Information shown Block Start

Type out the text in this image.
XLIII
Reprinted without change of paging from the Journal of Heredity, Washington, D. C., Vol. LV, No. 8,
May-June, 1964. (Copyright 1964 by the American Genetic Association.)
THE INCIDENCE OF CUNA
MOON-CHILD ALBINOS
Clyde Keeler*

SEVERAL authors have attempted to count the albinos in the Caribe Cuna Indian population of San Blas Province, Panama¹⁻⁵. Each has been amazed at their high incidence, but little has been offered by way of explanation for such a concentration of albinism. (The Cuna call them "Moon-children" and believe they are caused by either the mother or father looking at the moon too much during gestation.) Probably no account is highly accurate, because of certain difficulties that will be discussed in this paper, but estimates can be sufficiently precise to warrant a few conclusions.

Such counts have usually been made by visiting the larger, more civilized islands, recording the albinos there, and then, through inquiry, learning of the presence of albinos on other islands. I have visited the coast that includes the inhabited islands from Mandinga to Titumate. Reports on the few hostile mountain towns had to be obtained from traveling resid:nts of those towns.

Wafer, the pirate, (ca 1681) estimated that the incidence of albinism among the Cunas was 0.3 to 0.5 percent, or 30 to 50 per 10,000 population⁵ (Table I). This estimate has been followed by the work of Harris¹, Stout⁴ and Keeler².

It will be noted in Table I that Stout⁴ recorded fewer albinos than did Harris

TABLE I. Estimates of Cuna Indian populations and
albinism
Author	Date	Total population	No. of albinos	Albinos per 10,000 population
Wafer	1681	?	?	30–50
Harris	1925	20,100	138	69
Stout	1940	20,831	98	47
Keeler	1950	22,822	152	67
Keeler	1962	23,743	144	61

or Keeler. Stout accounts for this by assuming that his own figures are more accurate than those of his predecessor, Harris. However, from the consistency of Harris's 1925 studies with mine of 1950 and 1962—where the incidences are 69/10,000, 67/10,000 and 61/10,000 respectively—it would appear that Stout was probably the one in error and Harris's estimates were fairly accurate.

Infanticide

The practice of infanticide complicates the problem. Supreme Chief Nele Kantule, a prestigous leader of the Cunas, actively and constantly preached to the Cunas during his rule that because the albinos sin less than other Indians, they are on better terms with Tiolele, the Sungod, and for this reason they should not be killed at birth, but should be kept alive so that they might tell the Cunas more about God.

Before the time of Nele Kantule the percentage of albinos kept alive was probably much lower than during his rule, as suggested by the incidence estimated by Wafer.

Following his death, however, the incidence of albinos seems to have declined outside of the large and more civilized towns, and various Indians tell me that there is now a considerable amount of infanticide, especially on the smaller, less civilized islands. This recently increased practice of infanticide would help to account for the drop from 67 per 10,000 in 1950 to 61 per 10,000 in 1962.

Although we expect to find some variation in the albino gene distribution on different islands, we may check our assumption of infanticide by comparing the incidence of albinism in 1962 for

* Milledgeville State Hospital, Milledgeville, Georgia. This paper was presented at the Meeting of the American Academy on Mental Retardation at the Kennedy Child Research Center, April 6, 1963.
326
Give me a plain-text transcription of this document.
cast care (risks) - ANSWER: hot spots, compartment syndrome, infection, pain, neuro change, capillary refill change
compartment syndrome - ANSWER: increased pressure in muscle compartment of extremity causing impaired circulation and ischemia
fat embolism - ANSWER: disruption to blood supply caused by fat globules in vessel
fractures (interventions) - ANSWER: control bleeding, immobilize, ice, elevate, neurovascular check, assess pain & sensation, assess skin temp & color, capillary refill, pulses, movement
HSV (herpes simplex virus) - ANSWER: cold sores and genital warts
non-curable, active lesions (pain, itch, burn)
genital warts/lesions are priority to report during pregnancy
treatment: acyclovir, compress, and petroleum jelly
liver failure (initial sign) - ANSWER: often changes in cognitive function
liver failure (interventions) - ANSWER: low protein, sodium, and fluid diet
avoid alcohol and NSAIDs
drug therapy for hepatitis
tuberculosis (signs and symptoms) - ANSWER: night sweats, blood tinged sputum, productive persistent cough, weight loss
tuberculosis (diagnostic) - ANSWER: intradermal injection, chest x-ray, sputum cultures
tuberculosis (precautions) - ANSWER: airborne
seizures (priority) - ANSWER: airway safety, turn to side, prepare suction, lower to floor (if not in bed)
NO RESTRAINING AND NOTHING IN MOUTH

Information shown Block End

Exercise goal =
Where the line containing "Give me a plain-text" appears in the records above, begin copying and continue through the last line; copy each line exactly and include no others.

Task response =
Give me a plain-text transcription of this document.
cast care (risks) - ANSWER: hot spots, compartment syndrome, infection, pain, neuro change, capillary refill change
compartment syndrome - ANSWER: increased pressure in muscle compartment of extremity causing impaired circulation and ischemia
fat embolism - ANSWER: disruption to blood supply caused by fat globules in vessel
fractures (interventions) - ANSWER: control bleeding, immobilize, ice, elevate, neurovascular check, assess pain & sensation, assess skin temp & color, capillary refill, pulses, movement
HSV (herpes simplex virus) - ANSWER: cold sores and genital warts
non-curable, active lesions (pain, itch, burn)
genital warts/lesions are priority to report during pregnancy
treatment: acyclovir, compress, and petroleum jelly
liver failure (initial sign) - ANSWER: often changes in cognitive function
liver failure (interventions) - ANSWER: low protein, sodium, and fluid diet
avoid alcohol and NSAIDs
drug therapy for hepatitis
tuberculosis (signs and symptoms) - ANSWER: night sweats, blood tinged sputum, productive persistent cough, weight loss
tuberculosis (diagnostic) - ANSWER: intradermal injection, chest x-ray, sputum cultures
tuberculosis (precautions) - ANSWER: airborne
seizures (priority) - ANSWER: airway safety, turn to side, prepare suction, lower to floor (if not in bed)
NO RESTRAINING AND NOTHING IN MOUTH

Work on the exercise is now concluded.